(TEXT PROVIDED Opens)

LE primarily affects the conjoined tendon of the extensor carpi radialis brevis and extensor digitorum at the lateral epicondyle of the humerus. Maximal pain and tenderness are typically seen approximately 1 cm distal to the lateral epicondyle, and the pain may be reproduced by passive wrist hyperflexion, resisted wrist extension, or making of a fist (eg, grip strength testing), all of which transmit force through the affected tendons.
The diagnosis is usually made clinically. Initial management involves activity modification and use of a counterforce elbow brace (tendinosis strap). The brace is applied just distal to the elbow, reducing the load transmitted to the tendon origin. Some patients prefer a compression sleeve.
(Choice B) Musculoskeletal ultrasound can visualize tendon damage and assist the diagnosis of LE if the presentation is ambiguous. X-ray is useful for suspected fractures (eg, traumatic fall) but does not visualize soft tissue (eg, tendon) injury.

(TEXT PROVIDED Closes)

TASK INSTRUCTIONS:
A. According to the LE passage, which maneuvers may reproduce the pain?
B. Repeat word for word the portion of the LE passage that begins with the words containing "(Choice B) Musculoskeletal" and ends with "(eg, tendon) injury.".
Rely only on the LE passage.

(DATASET EXCERPTS Opens)

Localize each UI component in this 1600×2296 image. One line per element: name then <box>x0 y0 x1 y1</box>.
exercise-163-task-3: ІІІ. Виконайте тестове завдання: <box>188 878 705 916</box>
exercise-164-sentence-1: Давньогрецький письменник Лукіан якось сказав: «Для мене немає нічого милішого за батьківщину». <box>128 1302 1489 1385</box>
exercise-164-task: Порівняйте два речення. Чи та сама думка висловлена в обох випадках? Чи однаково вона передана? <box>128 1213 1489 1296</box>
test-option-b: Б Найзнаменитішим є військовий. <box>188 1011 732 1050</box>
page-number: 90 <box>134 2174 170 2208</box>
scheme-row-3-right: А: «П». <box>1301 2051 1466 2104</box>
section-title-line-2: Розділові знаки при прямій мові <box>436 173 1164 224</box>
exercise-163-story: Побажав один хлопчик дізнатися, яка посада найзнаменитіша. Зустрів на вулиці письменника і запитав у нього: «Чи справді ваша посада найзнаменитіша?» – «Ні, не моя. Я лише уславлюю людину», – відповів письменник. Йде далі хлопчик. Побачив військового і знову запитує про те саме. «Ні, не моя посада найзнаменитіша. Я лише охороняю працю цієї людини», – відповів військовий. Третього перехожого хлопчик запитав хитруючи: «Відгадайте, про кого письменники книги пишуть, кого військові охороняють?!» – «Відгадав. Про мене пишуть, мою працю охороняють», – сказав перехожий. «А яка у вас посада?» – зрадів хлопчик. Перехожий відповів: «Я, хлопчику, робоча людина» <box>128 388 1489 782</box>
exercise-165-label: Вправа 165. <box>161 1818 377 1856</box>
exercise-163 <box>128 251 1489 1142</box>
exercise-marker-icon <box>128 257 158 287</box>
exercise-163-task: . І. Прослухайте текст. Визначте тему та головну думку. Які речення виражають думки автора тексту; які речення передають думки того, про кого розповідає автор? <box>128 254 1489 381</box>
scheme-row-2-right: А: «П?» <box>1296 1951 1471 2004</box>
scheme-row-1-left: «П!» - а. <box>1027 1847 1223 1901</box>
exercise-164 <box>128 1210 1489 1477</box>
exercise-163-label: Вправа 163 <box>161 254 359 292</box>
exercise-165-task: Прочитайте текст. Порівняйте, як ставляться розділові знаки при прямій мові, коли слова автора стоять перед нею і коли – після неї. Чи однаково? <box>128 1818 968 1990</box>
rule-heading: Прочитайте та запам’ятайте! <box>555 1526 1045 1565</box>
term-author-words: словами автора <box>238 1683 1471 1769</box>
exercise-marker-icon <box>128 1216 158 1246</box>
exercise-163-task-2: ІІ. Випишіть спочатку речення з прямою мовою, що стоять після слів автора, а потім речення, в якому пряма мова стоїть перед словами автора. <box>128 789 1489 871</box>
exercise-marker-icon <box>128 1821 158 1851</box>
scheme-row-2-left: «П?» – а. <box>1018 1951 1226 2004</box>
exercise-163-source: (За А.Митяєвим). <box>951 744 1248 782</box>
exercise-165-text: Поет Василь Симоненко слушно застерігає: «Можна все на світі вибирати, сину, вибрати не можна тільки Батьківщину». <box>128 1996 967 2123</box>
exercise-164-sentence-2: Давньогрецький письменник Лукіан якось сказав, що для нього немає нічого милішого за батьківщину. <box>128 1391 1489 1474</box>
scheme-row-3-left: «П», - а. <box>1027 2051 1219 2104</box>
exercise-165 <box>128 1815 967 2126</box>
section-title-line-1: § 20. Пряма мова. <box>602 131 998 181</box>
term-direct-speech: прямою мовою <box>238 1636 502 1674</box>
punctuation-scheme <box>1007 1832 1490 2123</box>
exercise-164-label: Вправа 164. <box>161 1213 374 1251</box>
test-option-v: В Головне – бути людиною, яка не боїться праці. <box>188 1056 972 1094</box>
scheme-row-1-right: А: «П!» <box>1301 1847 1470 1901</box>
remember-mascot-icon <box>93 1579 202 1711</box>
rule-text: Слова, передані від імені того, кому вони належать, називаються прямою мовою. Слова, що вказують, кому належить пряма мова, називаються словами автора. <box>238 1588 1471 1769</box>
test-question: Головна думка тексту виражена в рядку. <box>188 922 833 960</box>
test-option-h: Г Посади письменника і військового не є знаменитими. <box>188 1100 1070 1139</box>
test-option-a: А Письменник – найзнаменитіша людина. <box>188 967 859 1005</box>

(DATASET EXCERPTS Closes)

EXERCISE ANSWERS:
A. Passive wrist hyperflexion, resisted wrist extension, and making a fist (for example, during grip strength testing).

B.
(Choice B) Musculoskeletal ultrasound can visualize tendon damage and assist the diagnosis of LE if the presentation is ambiguous. X-ray is useful for suspected fractures (eg, traumatic fall) but does not visualize soft tissue (eg, tendon) injury.